** Stated problem **
Reproduce all the material exactly, minus any pictures it holds.

Data entries:

----

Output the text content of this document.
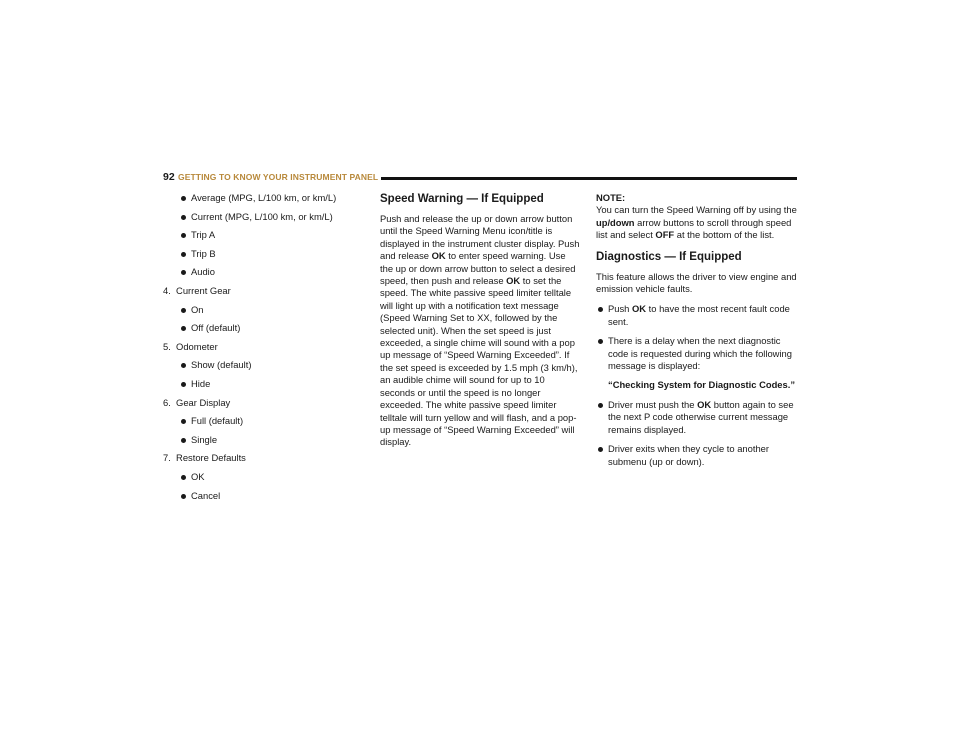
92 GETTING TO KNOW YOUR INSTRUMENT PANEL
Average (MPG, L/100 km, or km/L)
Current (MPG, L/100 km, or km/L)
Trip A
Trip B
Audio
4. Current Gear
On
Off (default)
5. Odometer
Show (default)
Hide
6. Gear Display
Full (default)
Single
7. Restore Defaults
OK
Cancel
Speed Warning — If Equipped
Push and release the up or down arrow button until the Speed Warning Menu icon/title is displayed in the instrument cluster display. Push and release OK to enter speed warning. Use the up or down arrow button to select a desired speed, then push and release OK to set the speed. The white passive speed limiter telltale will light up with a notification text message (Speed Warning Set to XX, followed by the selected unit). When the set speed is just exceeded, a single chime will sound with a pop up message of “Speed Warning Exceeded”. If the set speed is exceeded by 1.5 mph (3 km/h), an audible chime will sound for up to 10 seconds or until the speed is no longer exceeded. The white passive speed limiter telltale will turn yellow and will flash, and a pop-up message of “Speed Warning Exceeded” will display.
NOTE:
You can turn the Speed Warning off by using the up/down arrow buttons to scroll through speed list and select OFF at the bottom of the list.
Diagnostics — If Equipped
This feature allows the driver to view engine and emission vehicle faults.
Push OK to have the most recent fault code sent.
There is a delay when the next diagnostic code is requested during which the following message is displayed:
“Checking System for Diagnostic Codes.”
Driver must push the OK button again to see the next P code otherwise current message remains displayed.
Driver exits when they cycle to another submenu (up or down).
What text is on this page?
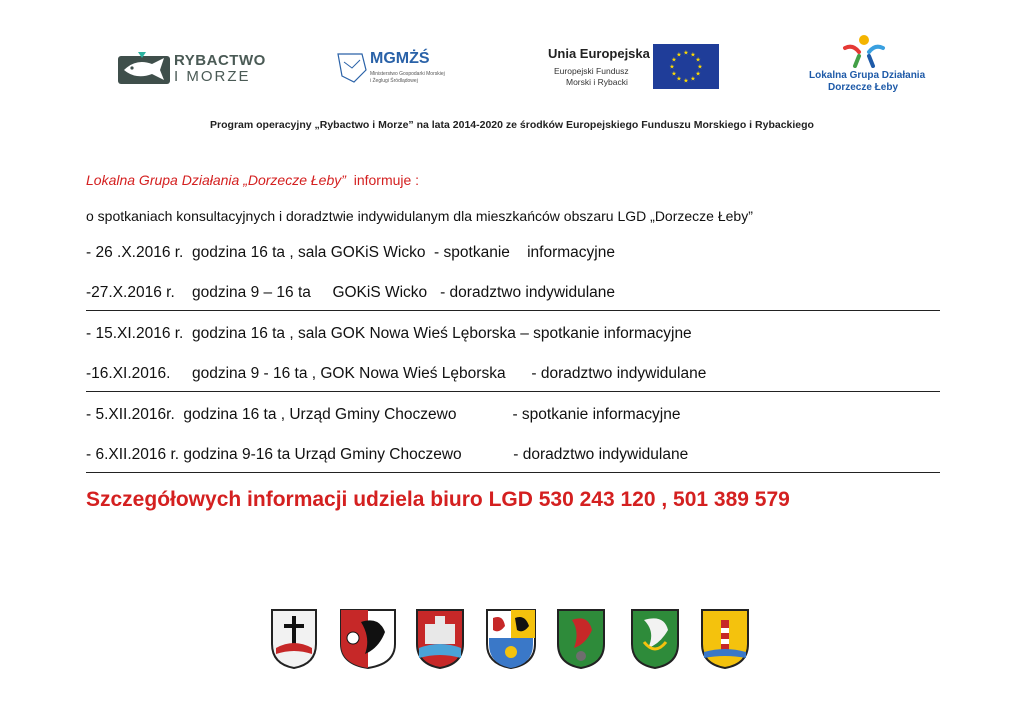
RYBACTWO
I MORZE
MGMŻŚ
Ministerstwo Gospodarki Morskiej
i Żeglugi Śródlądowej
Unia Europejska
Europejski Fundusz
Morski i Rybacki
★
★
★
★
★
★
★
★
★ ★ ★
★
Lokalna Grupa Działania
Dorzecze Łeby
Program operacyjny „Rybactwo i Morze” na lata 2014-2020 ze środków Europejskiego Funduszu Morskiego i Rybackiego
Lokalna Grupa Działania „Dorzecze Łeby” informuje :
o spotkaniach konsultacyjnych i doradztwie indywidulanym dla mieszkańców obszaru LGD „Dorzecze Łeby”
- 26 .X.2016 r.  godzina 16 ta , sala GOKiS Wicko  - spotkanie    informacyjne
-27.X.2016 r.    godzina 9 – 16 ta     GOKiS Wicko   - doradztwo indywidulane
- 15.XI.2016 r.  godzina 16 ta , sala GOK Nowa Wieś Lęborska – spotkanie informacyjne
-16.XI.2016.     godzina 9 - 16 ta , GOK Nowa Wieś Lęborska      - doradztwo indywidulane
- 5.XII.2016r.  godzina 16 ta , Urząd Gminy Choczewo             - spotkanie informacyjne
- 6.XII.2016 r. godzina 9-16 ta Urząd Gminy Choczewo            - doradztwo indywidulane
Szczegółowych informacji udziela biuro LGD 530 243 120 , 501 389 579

----

** Worked solution **
Output the text content of this document.
92 GETTING TO KNOW YOUR INSTRUMENT PANEL
Average (MPG, L/100 km, or km/L)
Current (MPG, L/100 km, or km/L)
Trip A
Trip B
Audio
4. Current Gear
On
Off (default)
5. Odometer
Show (default)
Hide
6. Gear Display
Full (default)
Single
7. Restore Defaults
OK
Cancel
Speed Warning — If Equipped
Push and release the up or down arrow button until the Speed Warning Menu icon/title is displayed in the instrument cluster display. Push and release OK to enter speed warning. Use the up or down arrow button to select a desired speed, then push and release OK to set the speed. The white passive speed limiter telltale will light up with a notification text message (Speed Warning Set to XX, followed by the selected unit). When the set speed is just exceeded, a single chime will sound with a pop up message of “Speed Warning Exceeded”. If the set speed is exceeded by 1.5 mph (3 km/h), an audible chime will sound for up to 10 seconds or until the speed is no longer exceeded. The white passive speed limiter telltale will turn yellow and will flash, and a pop-up message of “Speed Warning Exceeded” will display.
NOTE:
You can turn the Speed Warning off by using the up/down arrow buttons to scroll through speed list and select OFF at the bottom of the list.
Diagnostics — If Equipped
This feature allows the driver to view engine and emission vehicle faults.
Push OK to have the most recent fault code sent.
There is a delay when the next diagnostic code is requested during which the following message is displayed:
“Checking System for Diagnostic Codes.”
Driver must push the OK button again to see the next P code otherwise current message remains displayed.
Driver exits when they cycle to another submenu (up or down).
What text is on this page?
RYBACTWO
I MORZE
MGMŻŚ
Ministerstwo Gospodarki Morskiej
i Żeglugi Śródlądowej
Unia Europejska
Europejski Fundusz
Morski i Rybacki
★
★
★
★
★
★
★
★
★ ★ ★
★
Lokalna Grupa Działania
Dorzecze Łeby
Program operacyjny „Rybactwo i Morze” na lata 2014-2020 ze środków Europejskiego Funduszu Morskiego i Rybackiego
Lokalna Grupa Działania „Dorzecze Łeby” informuje :
o spotkaniach konsultacyjnych i doradztwie indywidulanym dla mieszkańców obszaru LGD „Dorzecze Łeby”
- 26 .X.2016 r.  godzina 16 ta , sala GOKiS Wicko  - spotkanie    informacyjne
-27.X.2016 r.    godzina 9 – 16 ta     GOKiS Wicko   - doradztwo indywidulane
- 15.XI.2016 r.  godzina 16 ta , sala GOK Nowa Wieś Lęborska – spotkanie informacyjne
-16.XI.2016.     godzina 9 - 16 ta , GOK Nowa Wieś Lęborska      - doradztwo indywidulane
- 5.XII.2016r.  godzina 16 ta , Urząd Gminy Choczewo             - spotkanie informacyjne
- 6.XII.2016 r. godzina 9-16 ta Urząd Gminy Choczewo            - doradztwo indywidulane
Szczegółowych informacji udziela biuro LGD 530 243 120 , 501 389 579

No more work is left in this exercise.